- **Challenge**
Transcribe the whole listing without a single picture.

[Lines of data]

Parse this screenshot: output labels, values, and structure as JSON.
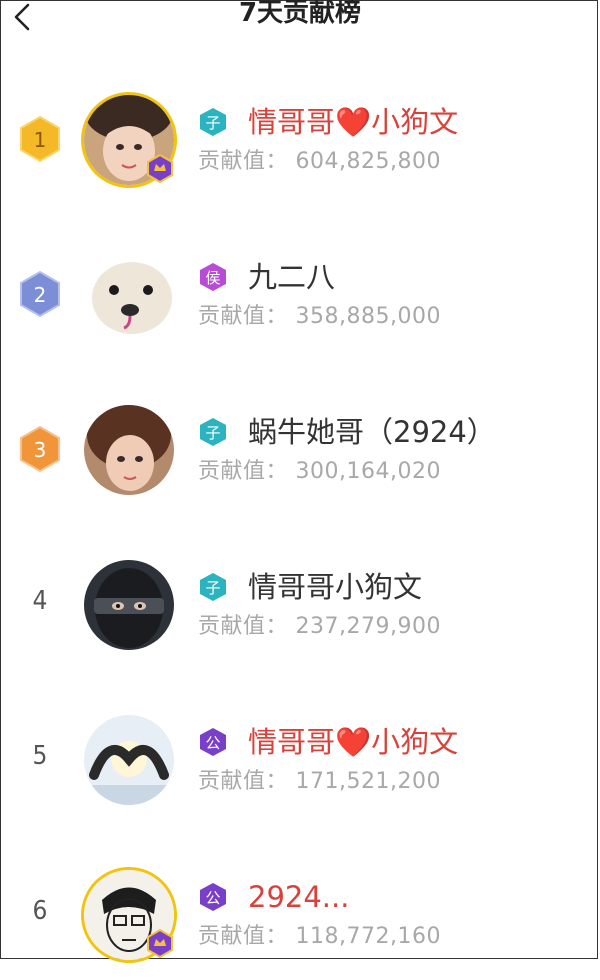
{
  "header": {
    "title": "7天贡献榜"
  },
  "score_label": "贡献值：",
  "rows": [
    {
      "rank": "1",
      "level_char": "子",
      "name": "情哥哥❤️小狗文",
      "score": "604,825,800",
      "level_color": "#2bb3c0"
    },
    {
      "rank": "2",
      "level_char": "侯",
      "name": "九二八",
      "score": "358,885,000",
      "level_color": "#b84cd6"
    },
    {
      "rank": "3",
      "level_char": "子",
      "name": "蜗牛她哥（2924）",
      "score": "300,164,020",
      "level_color": "#2bb3c0"
    },
    {
      "rank": "4",
      "level_char": "子",
      "name": "情哥哥小狗文",
      "score": "237,279,900",
      "level_color": "#2bb3c0"
    },
    {
      "rank": "5",
      "level_char": "公",
      "name": "情哥哥❤️小狗文",
      "score": "171,521,200",
      "level_color": "#7a3fc9"
    },
    {
      "rank": "6",
      "level_char": "公",
      "name": "2924...",
      "score": "118,772,160",
      "level_color": "#7a3fc9"
    }
  ],
  "colors": {
    "gold": "#f5b829",
    "silver": "#7c8ed6",
    "bronze": "#f0953a",
    "name_red": "#d9423a"
  }
}
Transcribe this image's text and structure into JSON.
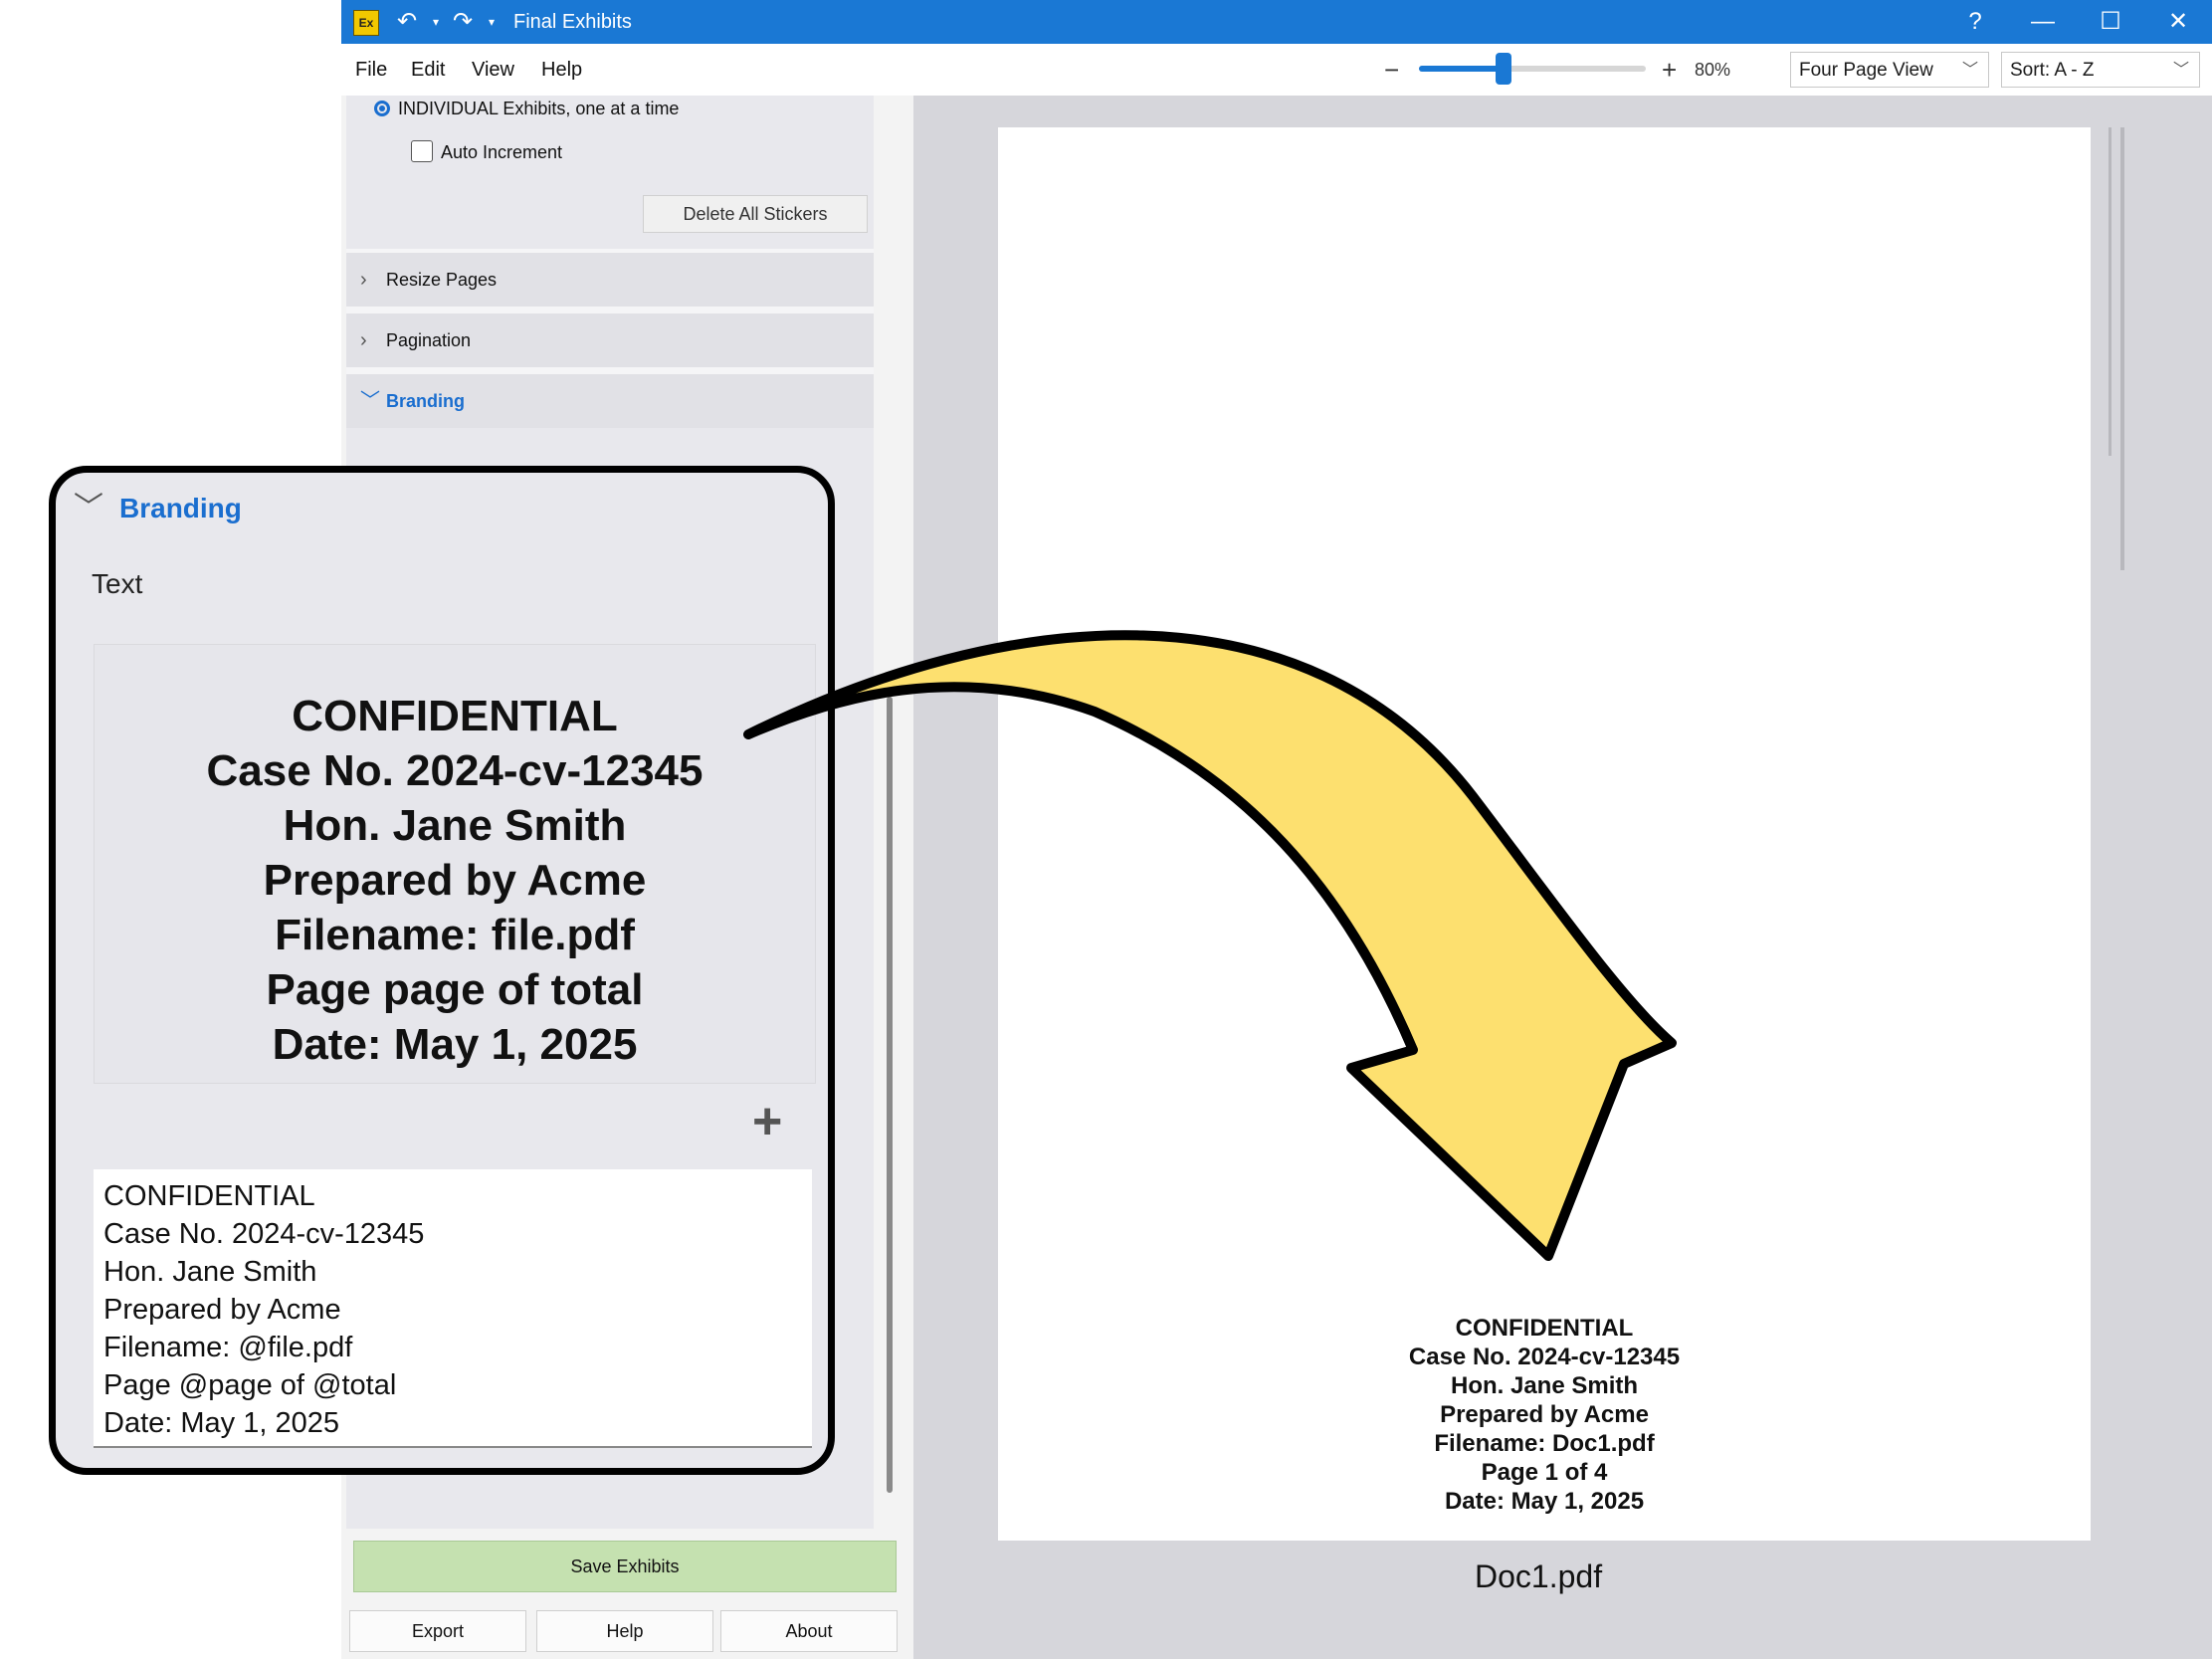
{
  "window": {
    "title": "Final Exhibits",
    "app_icon": "Ex",
    "help_glyph": "?",
    "colors": {
      "titlebar": "#1a78d4",
      "accent": "#1a6ecf",
      "save_button": "#c5e1b0",
      "arrow_fill": "#fde06f"
    }
  },
  "menu": {
    "items": [
      "File",
      "Edit",
      "View",
      "Help"
    ]
  },
  "zoom": {
    "level_text": "80%",
    "level_fraction": 0.4
  },
  "view_select": {
    "value": "Four Page View"
  },
  "sort_select": {
    "value": "Sort: A - Z"
  },
  "sidebar": {
    "radio_label": "INDIVIDUAL Exhibits, one at a time",
    "auto_increment_label": "Auto Increment",
    "delete_button": "Delete All Stickers",
    "sections": [
      "Resize Pages",
      "Pagination",
      "Branding"
    ]
  },
  "callout": {
    "section_title": "Branding",
    "text_label": "Text",
    "preview_lines": [
      "CONFIDENTIAL",
      "Case No. 2024-cv-12345",
      "Hon. Jane Smith",
      "Prepared by Acme",
      "Filename: file.pdf",
      "Page page of total",
      "Date: May 1, 2025"
    ],
    "input_lines": [
      "CONFIDENTIAL",
      "Case No. 2024-cv-12345",
      "Hon. Jane Smith",
      "Prepared by Acme",
      "Filename: @file.pdf",
      "Page @page of @total",
      "Date: May 1, 2025"
    ]
  },
  "preview": {
    "stamp_lines": [
      "CONFIDENTIAL",
      "Case No. 2024-cv-12345",
      "Hon. Jane Smith",
      "Prepared by Acme",
      "Filename: Doc1.pdf",
      "Page 1 of 4",
      "Date: May 1, 2025"
    ],
    "document_name": "Doc1.pdf"
  },
  "actions": {
    "save": "Save Exhibits",
    "export": "Export",
    "help": "Help",
    "about": "About"
  }
}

- **Final result**
Parse this screenshot: output labels, values, and structure as JSON.
{
  "header": {
    "title": "7天贡献榜"
  },
  "score_label": "贡献值：",
  "rows": [
    {
      "rank": "1",
      "level_char": "子",
      "name": "情哥哥❤️小狗文",
      "score": "604,825,800",
      "level_color": "#2bb3c0"
    },
    {
      "rank": "2",
      "level_char": "侯",
      "name": "九二八",
      "score": "358,885,000",
      "level_color": "#b84cd6"
    },
    {
      "rank": "3",
      "level_char": "子",
      "name": "蜗牛她哥（2924）",
      "score": "300,164,020",
      "level_color": "#2bb3c0"
    },
    {
      "rank": "4",
      "level_char": "子",
      "name": "情哥哥小狗文",
      "score": "237,279,900",
      "level_color": "#2bb3c0"
    },
    {
      "rank": "5",
      "level_char": "公",
      "name": "情哥哥❤️小狗文",
      "score": "171,521,200",
      "level_color": "#7a3fc9"
    },
    {
      "rank": "6",
      "level_char": "公",
      "name": "2924...",
      "score": "118,772,160",
      "level_color": "#7a3fc9"
    }
  ],
  "colors": {
    "gold": "#f5b829",
    "silver": "#7c8ed6",
    "bronze": "#f0953a",
    "name_red": "#d9423a"
  }
}
Transcribe this image's text and structure into JSON.
{
  "window": {
    "title": "Final Exhibits",
    "app_icon": "Ex",
    "help_glyph": "?",
    "colors": {
      "titlebar": "#1a78d4",
      "accent": "#1a6ecf",
      "save_button": "#c5e1b0",
      "arrow_fill": "#fde06f"
    }
  },
  "menu": {
    "items": [
      "File",
      "Edit",
      "View",
      "Help"
    ]
  },
  "zoom": {
    "level_text": "80%",
    "level_fraction": 0.4
  },
  "view_select": {
    "value": "Four Page View"
  },
  "sort_select": {
    "value": "Sort: A - Z"
  },
  "sidebar": {
    "radio_label": "INDIVIDUAL Exhibits, one at a time",
    "auto_increment_label": "Auto Increment",
    "delete_button": "Delete All Stickers",
    "sections": [
      "Resize Pages",
      "Pagination",
      "Branding"
    ]
  },
  "callout": {
    "section_title": "Branding",
    "text_label": "Text",
    "preview_lines": [
      "CONFIDENTIAL",
      "Case No. 2024-cv-12345",
      "Hon. Jane Smith",
      "Prepared by Acme",
      "Filename: file.pdf",
      "Page page of total",
      "Date: May 1, 2025"
    ],
    "input_lines": [
      "CONFIDENTIAL",
      "Case No. 2024-cv-12345",
      "Hon. Jane Smith",
      "Prepared by Acme",
      "Filename: @file.pdf",
      "Page @page of @total",
      "Date: May 1, 2025"
    ]
  },
  "preview": {
    "stamp_lines": [
      "CONFIDENTIAL",
      "Case No. 2024-cv-12345",
      "Hon. Jane Smith",
      "Prepared by Acme",
      "Filename: Doc1.pdf",
      "Page 1 of 4",
      "Date: May 1, 2025"
    ],
    "document_name": "Doc1.pdf"
  },
  "actions": {
    "save": "Save Exhibits",
    "export": "Export",
    "help": "Help",
    "about": "About"
  }
}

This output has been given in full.